◆ **Task goal**: Give the number of lines that include the word "Accum", nothing more.

◆ **Supplied information**:
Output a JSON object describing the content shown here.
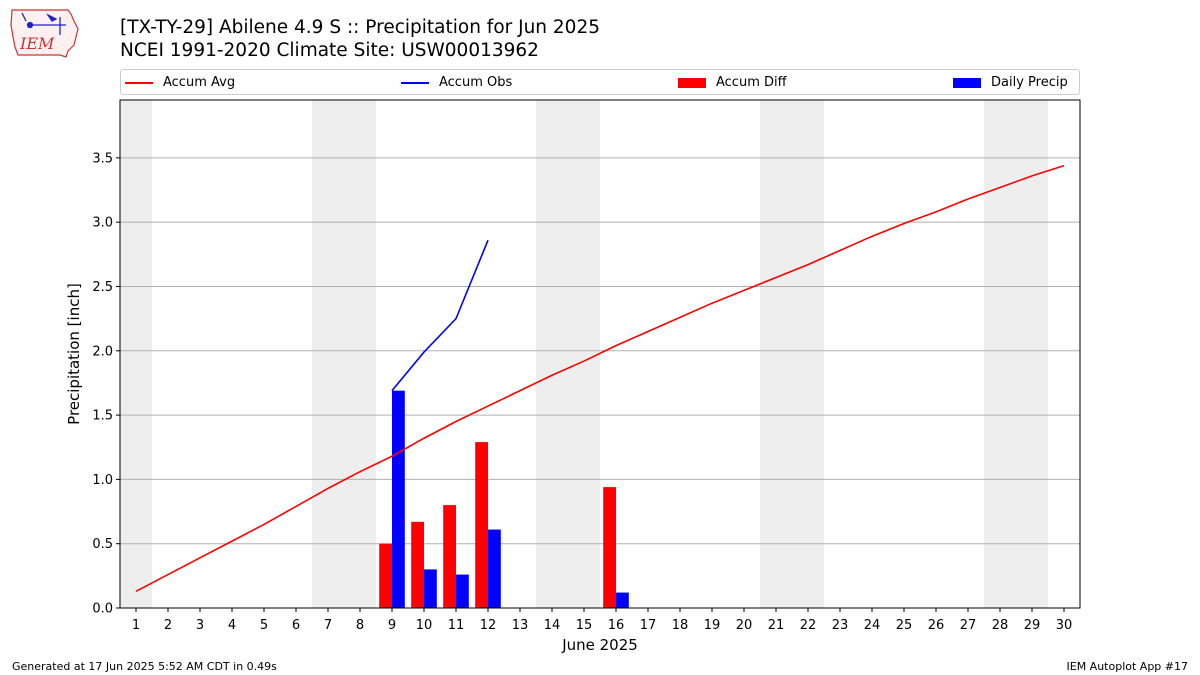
{
  "header": {
    "title_line1": "[TX-TY-29] Abilene 4.9 S :: Precipitation for Jun 2025",
    "title_line2": "NCEI 1991-2020 Climate Site: USW00013962",
    "logo_text": "IEM"
  },
  "footer": {
    "generated": "Generated at 17 Jun 2025 5:52 AM CDT in 0.49s",
    "app": "IEM Autoplot App #17"
  },
  "legend": {
    "placement": "top",
    "items": [
      {
        "label": "Accum Avg",
        "color": "#ff0000",
        "kind": "line"
      },
      {
        "label": "Accum Obs",
        "color": "#0000ff",
        "kind": "line"
      },
      {
        "label": "Accum Diff",
        "color": "#ff0000",
        "kind": "bar"
      },
      {
        "label": "Daily Precip",
        "color": "#0000ff",
        "kind": "bar"
      }
    ]
  },
  "chart_data": {
    "type": "bar",
    "xlabel": "June 2025",
    "ylabel": "Precipitation [inch]",
    "xlim": [
      0.5,
      30.5
    ],
    "ylim": [
      0,
      3.95
    ],
    "yticks": [
      0.0,
      0.5,
      1.0,
      1.5,
      2.0,
      2.5,
      3.0,
      3.5
    ],
    "ytick_labels": [
      "0.0",
      "0.5",
      "1.0",
      "1.5",
      "2.0",
      "2.5",
      "3.0",
      "3.5"
    ],
    "x": [
      1,
      2,
      3,
      4,
      5,
      6,
      7,
      8,
      9,
      10,
      11,
      12,
      13,
      14,
      15,
      16,
      17,
      18,
      19,
      20,
      21,
      22,
      23,
      24,
      25,
      26,
      27,
      28,
      29,
      30
    ],
    "xtick_labels": [
      "1",
      "2",
      "3",
      "4",
      "5",
      "6",
      "7",
      "8",
      "9",
      "10",
      "11",
      "12",
      "13",
      "14",
      "15",
      "16",
      "17",
      "18",
      "19",
      "20",
      "21",
      "22",
      "23",
      "24",
      "25",
      "26",
      "27",
      "28",
      "29",
      "30"
    ],
    "grid": "horizontal",
    "weekend_shading": [
      [
        0.5,
        1.5
      ],
      [
        6.5,
        8.5
      ],
      [
        13.5,
        15.5
      ],
      [
        20.5,
        22.5
      ],
      [
        27.5,
        29.5
      ]
    ],
    "shading_color": "#eeeeee",
    "series": [
      {
        "name": "Accum Avg",
        "kind": "line",
        "color": "#ff0000",
        "x": [
          1,
          2,
          3,
          4,
          5,
          6,
          7,
          8,
          9,
          10,
          11,
          12,
          13,
          14,
          15,
          16,
          17,
          18,
          19,
          20,
          21,
          22,
          23,
          24,
          25,
          26,
          27,
          28,
          29,
          30
        ],
        "values": [
          0.13,
          0.26,
          0.39,
          0.52,
          0.65,
          0.79,
          0.93,
          1.06,
          1.18,
          1.32,
          1.45,
          1.57,
          1.69,
          1.81,
          1.92,
          2.04,
          2.15,
          2.26,
          2.37,
          2.47,
          2.57,
          2.67,
          2.78,
          2.89,
          2.99,
          3.08,
          3.18,
          3.27,
          3.36,
          3.44
        ]
      },
      {
        "name": "Accum Obs",
        "kind": "line",
        "color": "#0000ff",
        "x": [
          9,
          10,
          11,
          12
        ],
        "values": [
          1.69,
          1.99,
          2.25,
          2.86
        ]
      },
      {
        "name": "Accum Diff",
        "kind": "bar",
        "color": "#ff0000",
        "offset": -0.2,
        "x": [
          9,
          10,
          11,
          12,
          16
        ],
        "values": [
          0.5,
          0.67,
          0.8,
          1.29,
          0.94
        ]
      },
      {
        "name": "Daily Precip",
        "kind": "bar",
        "color": "#0000ff",
        "offset": 0.2,
        "x": [
          9,
          10,
          11,
          12,
          16
        ],
        "values": [
          1.69,
          0.3,
          0.26,
          0.61,
          0.12
        ]
      }
    ]
  }
}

◆ **Written solution**: 6